** Start **

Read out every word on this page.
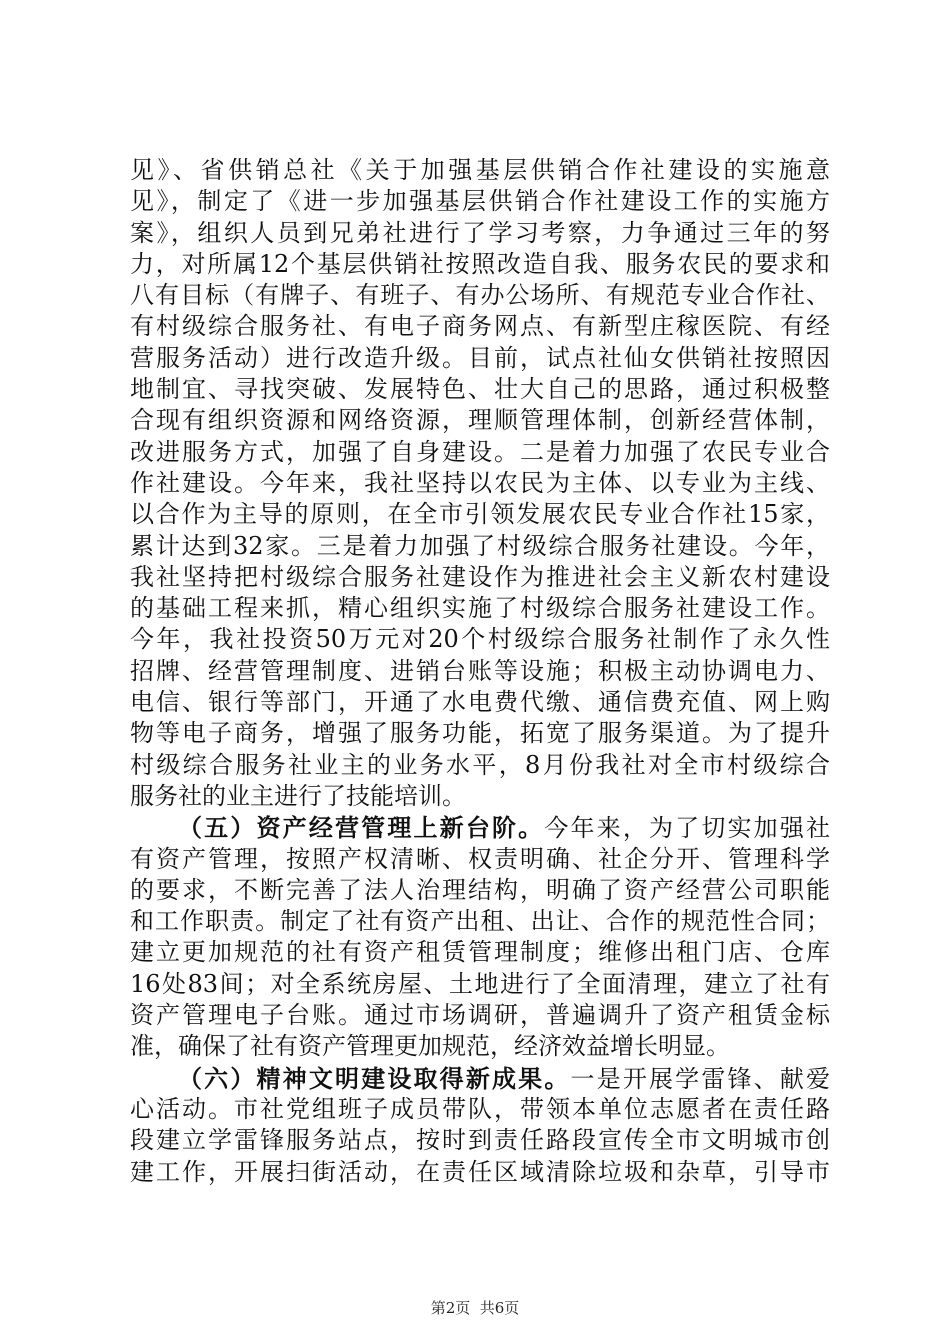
见》、省供销总社《关于加强基层供销合作社建设的实施意
见》，制定了《进一步加强基层供销合作社建设工作的实施方
案》，组织人员到兄弟社进行了学习考察，力争通过三年的努
力，对所属12个基层供销社按照改造自我、服务农民的要求和
八有目标（有牌子、有班子、有办公场所、有规范专业合作社、
有村级综合服务社、有电子商务网点、有新型庄稼医院、有经
营服务活动）进行改造升级。目前，试点社仙女供销社按照因
地制宜、寻找突破、发展特色、壮大自己的思路，通过积极整
合现有组织资源和网络资源，理顺管理体制，创新经营体制，
改进服务方式，加强了自身建设。二是着力加强了农民专业合
作社建设。今年来，我社坚持以农民为主体、以专业为主线、
以合作为主导的原则，在全市引领发展农民专业合作社15家，
累计达到32家。三是着力加强了村级综合服务社建设。今年，
我社坚持把村级综合服务社建设作为推进社会主义新农村建设
的基础工程来抓，精心组织实施了村级综合服务社建设工作。
今年，我社投资50万元对20个村级综合服务社制作了永久性
招牌、经营管理制度、进销台账等设施；积极主动协调电力、
电信、银行等部门，开通了水电费代缴、通信费充值、网上购
物等电子商务，增强了服务功能，拓宽了服务渠道。为了提升
村级综合服务社业主的业务水平，8月份我社对全市村级综合
服务社的业主进行了技能培训。
（五）资产经营管理上新台阶。今年来，为了切实加强社
有资产管理，按照产权清晰、权责明确、社企分开、管理科学
的要求，不断完善了法人治理结构，明确了资产经营公司职能
和工作职责。制定了社有资产出租、出让、合作的规范性合同；
建立更加规范的社有资产租赁管理制度；维修出租门店、仓库
16处83间；对全系统房屋、土地进行了全面清理，建立了社有
资产管理电子台账。通过市场调研，普遍调升了资产租赁金标
准，确保了社有资产管理更加规范，经济效益增长明显。
（六）精神文明建设取得新成果。一是开展学雷锋、献爱
心活动。市社党组班子成员带队，带领本单位志愿者在责任路
段建立学雷锋服务站点，按时到责任路段宣传全市文明城市创
建工作，开展扫街活动，在责任区域清除垃圾和杂草，引导市
第2页  共6页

** End **

Exercise requirements
Each line of the data should be quoted exactly, with pictures left out.

Solution to the problem
Read out every word on this page.
见》、省供销总社《关于加强基层供销合作社建设的实施意
见》，制定了《进一步加强基层供销合作社建设工作的实施方
案》，组织人员到兄弟社进行了学习考察，力争通过三年的努
力，对所属12个基层供销社按照改造自我、服务农民的要求和
八有目标（有牌子、有班子、有办公场所、有规范专业合作社、
有村级综合服务社、有电子商务网点、有新型庄稼医院、有经
营服务活动）进行改造升级。目前，试点社仙女供销社按照因
地制宜、寻找突破、发展特色、壮大自己的思路，通过积极整
合现有组织资源和网络资源，理顺管理体制，创新经营体制，
改进服务方式，加强了自身建设。二是着力加强了农民专业合
作社建设。今年来，我社坚持以农民为主体、以专业为主线、
以合作为主导的原则，在全市引领发展农民专业合作社15家，
累计达到32家。三是着力加强了村级综合服务社建设。今年，
我社坚持把村级综合服务社建设作为推进社会主义新农村建设
的基础工程来抓，精心组织实施了村级综合服务社建设工作。
今年，我社投资50万元对20个村级综合服务社制作了永久性
招牌、经营管理制度、进销台账等设施；积极主动协调电力、
电信、银行等部门，开通了水电费代缴、通信费充值、网上购
物等电子商务，增强了服务功能，拓宽了服务渠道。为了提升
村级综合服务社业主的业务水平，8月份我社对全市村级综合
服务社的业主进行了技能培训。
（五）资产经营管理上新台阶。今年来，为了切实加强社
有资产管理，按照产权清晰、权责明确、社企分开、管理科学
的要求，不断完善了法人治理结构，明确了资产经营公司职能
和工作职责。制定了社有资产出租、出让、合作的规范性合同；
建立更加规范的社有资产租赁管理制度；维修出租门店、仓库
16处83间；对全系统房屋、土地进行了全面清理，建立了社有
资产管理电子台账。通过市场调研，普遍调升了资产租赁金标
准，确保了社有资产管理更加规范，经济效益增长明显。
（六）精神文明建设取得新成果。一是开展学雷锋、献爱
心活动。市社党组班子成员带队，带领本单位志愿者在责任路
段建立学雷锋服务站点，按时到责任路段宣传全市文明城市创
建工作，开展扫街活动，在责任区域清除垃圾和杂草，引导市
第2页  共6页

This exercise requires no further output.